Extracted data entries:
========================================
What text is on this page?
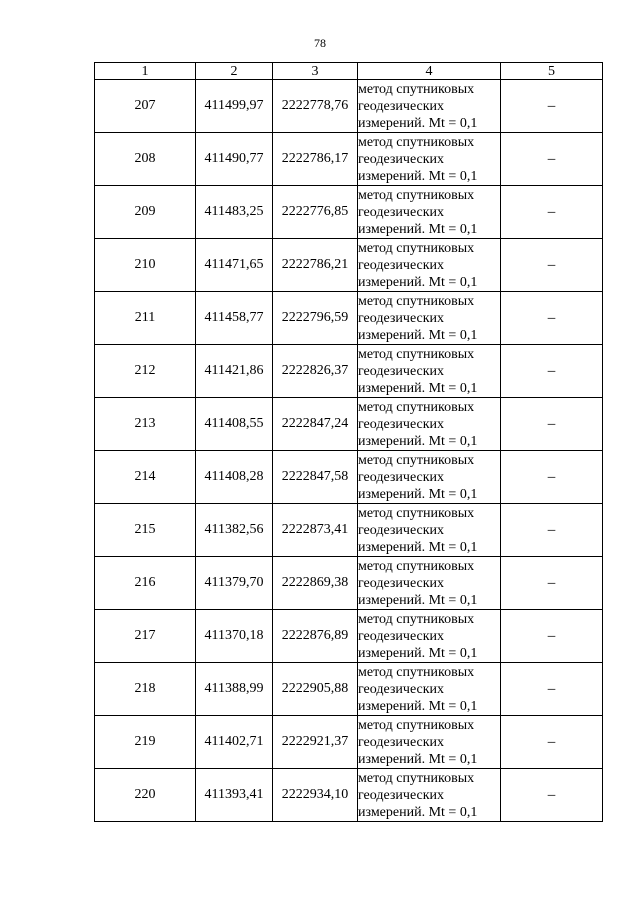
78
1	2	3	4	5
207	411499,97	2222778,76	метод спутниковых
геодезических
измерений. Mt = 0,1	–
208	411490,77	2222786,17	метод спутниковых
геодезических
измерений. Mt = 0,1	–
209	411483,25	2222776,85	метод спутниковых
геодезических
измерений. Mt = 0,1	–
210	411471,65	2222786,21	метод спутниковых
геодезических
измерений. Mt = 0,1	–
211	411458,77	2222796,59	метод спутниковых
геодезических
измерений. Mt = 0,1	–
212	411421,86	2222826,37	метод спутниковых
геодезических
измерений. Mt = 0,1	–
213	411408,55	2222847,24	метод спутниковых
геодезических
измерений. Mt = 0,1	–
214	411408,28	2222847,58	метод спутниковых
геодезических
измерений. Mt = 0,1	–
215	411382,56	2222873,41	метод спутниковых
геодезических
измерений. Mt = 0,1	–
216	411379,70	2222869,38	метод спутниковых
геодезических
измерений. Mt = 0,1	–
217	411370,18	2222876,89	метод спутниковых
геодезических
измерений. Mt = 0,1	–
218	411388,99	2222905,88	метод спутниковых
геодезических
измерений. Mt = 0,1	–
219	411402,71	2222921,37	метод спутниковых
геодезических
измерений. Mt = 0,1	–
220	411393,41	2222934,10	метод спутниковых
геодезических
измерений. Mt = 0,1	–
========================================
Exactly as written, return every line of the listing, but not the pictures.

What text is on this page?
78
1	2	3	4	5
207	411499,97	2222778,76	метод спутниковых
геодезических
измерений. Mt = 0,1	–
208	411490,77	2222786,17	метод спутниковых
геодезических
измерений. Mt = 0,1	–
209	411483,25	2222776,85	метод спутниковых
геодезических
измерений. Mt = 0,1	–
210	411471,65	2222786,21	метод спутниковых
геодезических
измерений. Mt = 0,1	–
211	411458,77	2222796,59	метод спутниковых
геодезических
измерений. Mt = 0,1	–
212	411421,86	2222826,37	метод спутниковых
геодезических
измерений. Mt = 0,1	–
213	411408,55	2222847,24	метод спутниковых
геодезических
измерений. Mt = 0,1	–
214	411408,28	2222847,58	метод спутниковых
геодезических
измерений. Mt = 0,1	–
215	411382,56	2222873,41	метод спутниковых
геодезических
измерений. Mt = 0,1	–
216	411379,70	2222869,38	метод спутниковых
геодезических
измерений. Mt = 0,1	–
217	411370,18	2222876,89	метод спутниковых
геодезических
измерений. Mt = 0,1	–
218	411388,99	2222905,88	метод спутниковых
геодезических
измерений. Mt = 0,1	–
219	411402,71	2222921,37	метод спутниковых
геодезических
измерений. Mt = 0,1	–
220	411393,41	2222934,10	метод спутниковых
геодезических
измерений. Mt = 0,1	–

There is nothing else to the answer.